— Aim —
Output the material exactly, but drop every image it holds.

— Supplied data —
++++
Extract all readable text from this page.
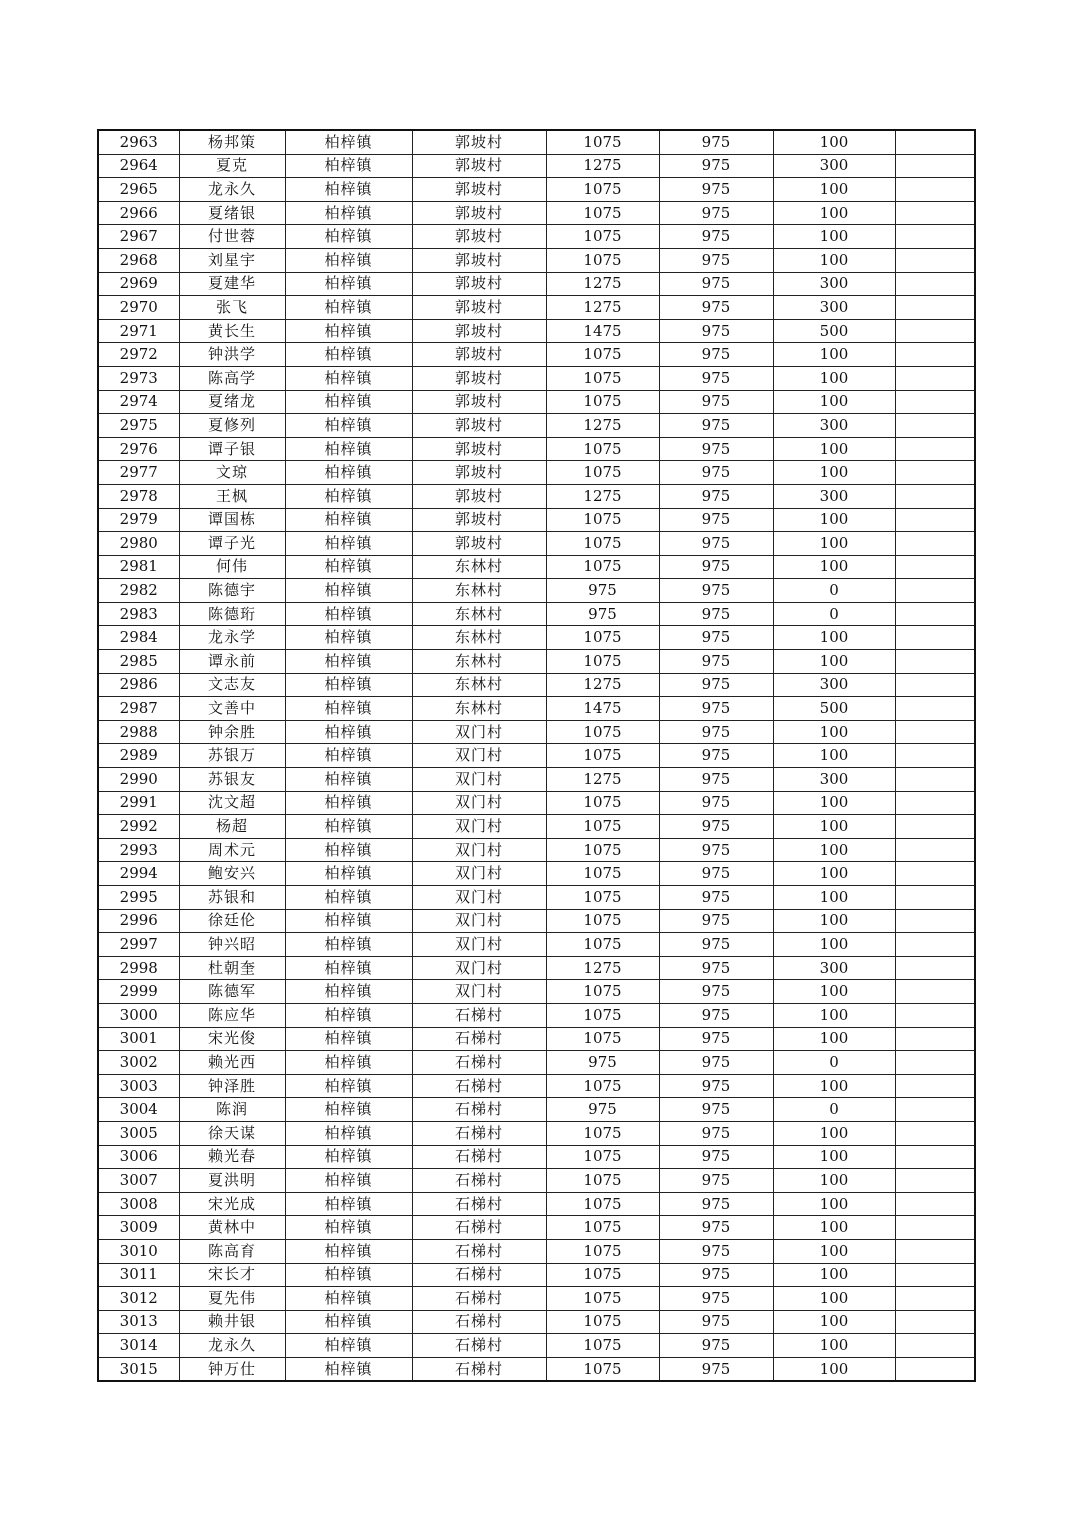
2963	杨邦策	柏梓镇	郭坡村	1075	975	100	
2964	夏克	柏梓镇	郭坡村	1275	975	300	
2965	龙永久	柏梓镇	郭坡村	1075	975	100	
2966	夏绪银	柏梓镇	郭坡村	1075	975	100	
2967	付世蓉	柏梓镇	郭坡村	1075	975	100	
2968	刘星宇	柏梓镇	郭坡村	1075	975	100	
2969	夏建华	柏梓镇	郭坡村	1275	975	300	
2970	张飞	柏梓镇	郭坡村	1275	975	300	
2971	黄长生	柏梓镇	郭坡村	1475	975	500	
2972	钟洪学	柏梓镇	郭坡村	1075	975	100	
2973	陈高学	柏梓镇	郭坡村	1075	975	100	
2974	夏绪龙	柏梓镇	郭坡村	1075	975	100	
2975	夏修列	柏梓镇	郭坡村	1275	975	300	
2976	谭子银	柏梓镇	郭坡村	1075	975	100	
2977	文琼	柏梓镇	郭坡村	1075	975	100	
2978	王枫	柏梓镇	郭坡村	1275	975	300	
2979	谭国栋	柏梓镇	郭坡村	1075	975	100	
2980	谭子光	柏梓镇	郭坡村	1075	975	100	
2981	何伟	柏梓镇	东林村	1075	975	100	
2982	陈德宇	柏梓镇	东林村	975	975	0	
2983	陈德珩	柏梓镇	东林村	975	975	0	
2984	龙永学	柏梓镇	东林村	1075	975	100	
2985	谭永前	柏梓镇	东林村	1075	975	100	
2986	文志友	柏梓镇	东林村	1275	975	300	
2987	文善中	柏梓镇	东林村	1475	975	500	
2988	钟余胜	柏梓镇	双门村	1075	975	100	
2989	苏银万	柏梓镇	双门村	1075	975	100	
2990	苏银友	柏梓镇	双门村	1275	975	300	
2991	沈文超	柏梓镇	双门村	1075	975	100	
2992	杨超	柏梓镇	双门村	1075	975	100	
2993	周术元	柏梓镇	双门村	1075	975	100	
2994	鲍安兴	柏梓镇	双门村	1075	975	100	
2995	苏银和	柏梓镇	双门村	1075	975	100	
2996	徐廷伦	柏梓镇	双门村	1075	975	100	
2997	钟兴昭	柏梓镇	双门村	1075	975	100	
2998	杜朝奎	柏梓镇	双门村	1275	975	300	
2999	陈德军	柏梓镇	双门村	1075	975	100	
3000	陈应华	柏梓镇	石梯村	1075	975	100	
3001	宋光俊	柏梓镇	石梯村	1075	975	100	
3002	赖光西	柏梓镇	石梯村	975	975	0	
3003	钟泽胜	柏梓镇	石梯村	1075	975	100	
3004	陈润	柏梓镇	石梯村	975	975	0	
3005	徐天谋	柏梓镇	石梯村	1075	975	100	
3006	赖光春	柏梓镇	石梯村	1075	975	100	
3007	夏洪明	柏梓镇	石梯村	1075	975	100	
3008	宋光成	柏梓镇	石梯村	1075	975	100	
3009	黄林中	柏梓镇	石梯村	1075	975	100	
3010	陈高育	柏梓镇	石梯村	1075	975	100	
3011	宋长才	柏梓镇	石梯村	1075	975	100	
3012	夏先伟	柏梓镇	石梯村	1075	975	100	
3013	赖井银	柏梓镇	石梯村	1075	975	100	
3014	龙永久	柏梓镇	石梯村	1075	975	100	
3015	钟万仕	柏梓镇	石梯村	1075	975	100	
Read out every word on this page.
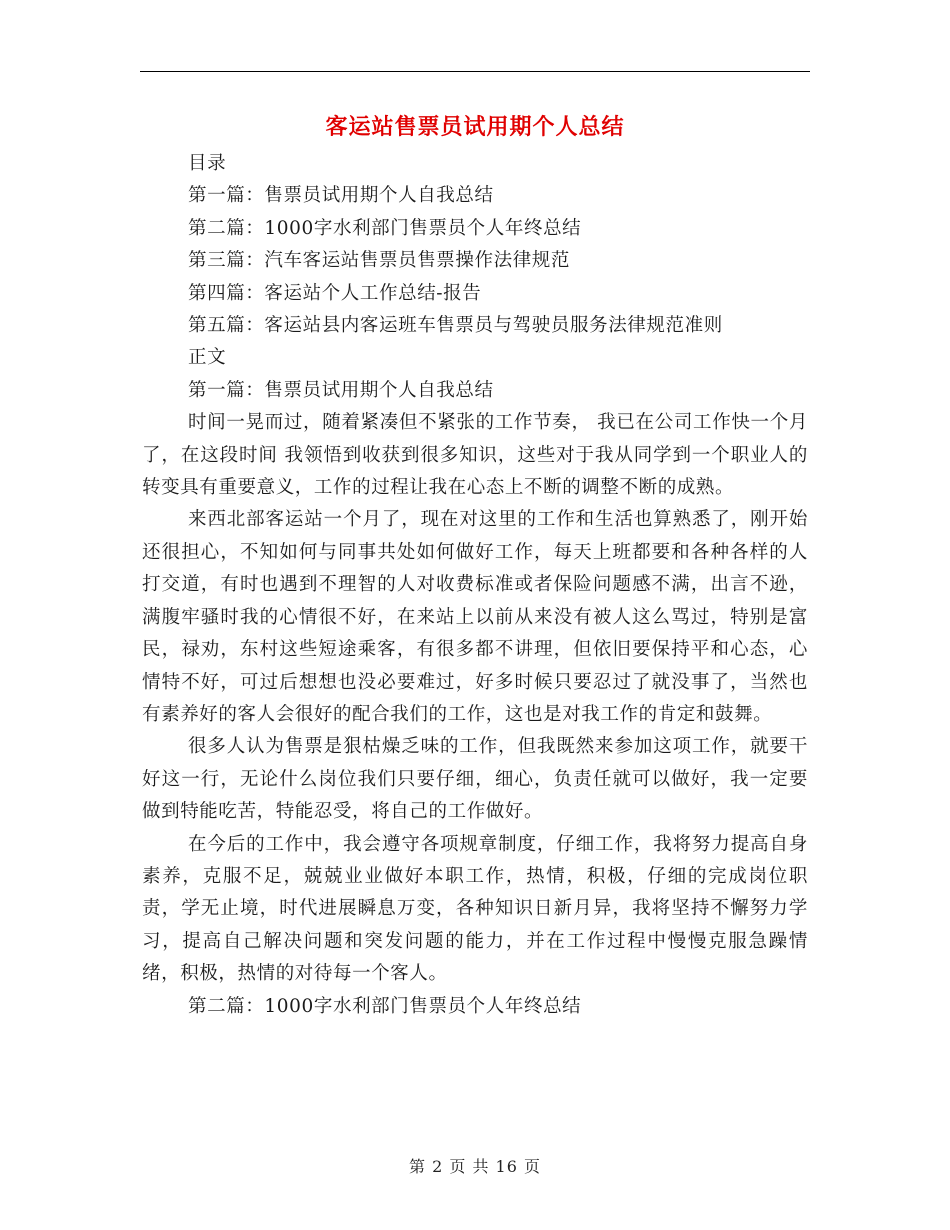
客运站售票员试用期个人总结

目录

第一篇：售票员试用期个人自我总结

第二篇：1000字水利部门售票员个人年终总结

第三篇：汽车客运站售票员售票操作法律规范

第四篇：客运站个人工作总结-报告

第五篇：客运站县内客运班车售票员与驾驶员服务法律规范准则

正文

第一篇：售票员试用期个人自我总结

时间一晃而过，随着紧凑但不紧张的工作节奏， 我已在公司工作快一个月了，在这段时间 我领悟到收获到很多知识，这些对于我从同学到一个职业人的转变具有重要意义，工作的过程让我在心态上不断的调整不断的成熟。

来西北部客运站一个月了，现在对这里的工作和生活也算熟悉了，刚开始还很担心，不知如何与同事共处如何做好工作，每天上班都要和各种各样的人打交道，有时也遇到不理智的人对收费标准或者保险问题感不满，出言不逊，满腹牢骚时我的心情很不好，在来站上以前从来没有被人这么骂过，特别是富民，禄劝，东村这些短途乘客，有很多都不讲理，但依旧要保持平和心态，心情特不好，可过后想想也没必要难过，好多时候只要忍过了就没事了，当然也有素养好的客人会很好的配合我们的工作，这也是对我工作的肯定和鼓舞。

很多人认为售票是狠枯燥乏味的工作，但我既然来参加这项工作，就要干好这一行，无论什么岗位我们只要仔细，细心，负责任就可以做好，我一定要做到特能吃苦，特能忍受，将自己的工作做好。

在今后的工作中，我会遵守各项规章制度，仔细工作，我将努力提高自身素养，克服不足，兢兢业业做好本职工作，热情，积极，仔细的完成岗位职责，学无止境，时代进展瞬息万变，各种知识日新月异，我将坚持不懈努力学习，提高自己解决问题和突发问题的能力，并在工作过程中慢慢克服急躁情绪，积极，热情的对待每一个客人。

第二篇：1000字水利部门售票员个人年终总结

第 2 页 共 16 页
++++
— Full response —
Extract all readable text from this page.
2963	杨邦策	柏梓镇	郭坡村	1075	975	100	
2964	夏克	柏梓镇	郭坡村	1275	975	300	
2965	龙永久	柏梓镇	郭坡村	1075	975	100	
2966	夏绪银	柏梓镇	郭坡村	1075	975	100	
2967	付世蓉	柏梓镇	郭坡村	1075	975	100	
2968	刘星宇	柏梓镇	郭坡村	1075	975	100	
2969	夏建华	柏梓镇	郭坡村	1275	975	300	
2970	张飞	柏梓镇	郭坡村	1275	975	300	
2971	黄长生	柏梓镇	郭坡村	1475	975	500	
2972	钟洪学	柏梓镇	郭坡村	1075	975	100	
2973	陈高学	柏梓镇	郭坡村	1075	975	100	
2974	夏绪龙	柏梓镇	郭坡村	1075	975	100	
2975	夏修列	柏梓镇	郭坡村	1275	975	300	
2976	谭子银	柏梓镇	郭坡村	1075	975	100	
2977	文琼	柏梓镇	郭坡村	1075	975	100	
2978	王枫	柏梓镇	郭坡村	1275	975	300	
2979	谭国栋	柏梓镇	郭坡村	1075	975	100	
2980	谭子光	柏梓镇	郭坡村	1075	975	100	
2981	何伟	柏梓镇	东林村	1075	975	100	
2982	陈德宇	柏梓镇	东林村	975	975	0	
2983	陈德珩	柏梓镇	东林村	975	975	0	
2984	龙永学	柏梓镇	东林村	1075	975	100	
2985	谭永前	柏梓镇	东林村	1075	975	100	
2986	文志友	柏梓镇	东林村	1275	975	300	
2987	文善中	柏梓镇	东林村	1475	975	500	
2988	钟余胜	柏梓镇	双门村	1075	975	100	
2989	苏银万	柏梓镇	双门村	1075	975	100	
2990	苏银友	柏梓镇	双门村	1275	975	300	
2991	沈文超	柏梓镇	双门村	1075	975	100	
2992	杨超	柏梓镇	双门村	1075	975	100	
2993	周术元	柏梓镇	双门村	1075	975	100	
2994	鲍安兴	柏梓镇	双门村	1075	975	100	
2995	苏银和	柏梓镇	双门村	1075	975	100	
2996	徐廷伦	柏梓镇	双门村	1075	975	100	
2997	钟兴昭	柏梓镇	双门村	1075	975	100	
2998	杜朝奎	柏梓镇	双门村	1275	975	300	
2999	陈德军	柏梓镇	双门村	1075	975	100	
3000	陈应华	柏梓镇	石梯村	1075	975	100	
3001	宋光俊	柏梓镇	石梯村	1075	975	100	
3002	赖光西	柏梓镇	石梯村	975	975	0	
3003	钟泽胜	柏梓镇	石梯村	1075	975	100	
3004	陈润	柏梓镇	石梯村	975	975	0	
3005	徐天谋	柏梓镇	石梯村	1075	975	100	
3006	赖光春	柏梓镇	石梯村	1075	975	100	
3007	夏洪明	柏梓镇	石梯村	1075	975	100	
3008	宋光成	柏梓镇	石梯村	1075	975	100	
3009	黄林中	柏梓镇	石梯村	1075	975	100	
3010	陈高育	柏梓镇	石梯村	1075	975	100	
3011	宋长才	柏梓镇	石梯村	1075	975	100	
3012	夏先伟	柏梓镇	石梯村	1075	975	100	
3013	赖井银	柏梓镇	石梯村	1075	975	100	
3014	龙永久	柏梓镇	石梯村	1075	975	100	
3015	钟万仕	柏梓镇	石梯村	1075	975	100	
Read out every word on this page.
客运站售票员试用期个人总结

目录

第一篇：售票员试用期个人自我总结

第二篇：1000字水利部门售票员个人年终总结

第三篇：汽车客运站售票员售票操作法律规范

第四篇：客运站个人工作总结-报告

第五篇：客运站县内客运班车售票员与驾驶员服务法律规范准则

正文

第一篇：售票员试用期个人自我总结

时间一晃而过，随着紧凑但不紧张的工作节奏， 我已在公司工作快一个月了，在这段时间 我领悟到收获到很多知识，这些对于我从同学到一个职业人的转变具有重要意义，工作的过程让我在心态上不断的调整不断的成熟。

来西北部客运站一个月了，现在对这里的工作和生活也算熟悉了，刚开始还很担心，不知如何与同事共处如何做好工作，每天上班都要和各种各样的人打交道，有时也遇到不理智的人对收费标准或者保险问题感不满，出言不逊，满腹牢骚时我的心情很不好，在来站上以前从来没有被人这么骂过，特别是富民，禄劝，东村这些短途乘客，有很多都不讲理，但依旧要保持平和心态，心情特不好，可过后想想也没必要难过，好多时候只要忍过了就没事了，当然也有素养好的客人会很好的配合我们的工作，这也是对我工作的肯定和鼓舞。

很多人认为售票是狠枯燥乏味的工作，但我既然来参加这项工作，就要干好这一行，无论什么岗位我们只要仔细，细心，负责任就可以做好，我一定要做到特能吃苦，特能忍受，将自己的工作做好。

在今后的工作中，我会遵守各项规章制度，仔细工作，我将努力提高自身素养，克服不足，兢兢业业做好本职工作，热情，积极，仔细的完成岗位职责，学无止境，时代进展瞬息万变，各种知识日新月异，我将坚持不懈努力学习，提高自己解决问题和突发问题的能力，并在工作过程中慢慢克服急躁情绪，积极，热情的对待每一个客人。

第二篇：1000字水利部门售票员个人年终总结

第 2 页 共 16 页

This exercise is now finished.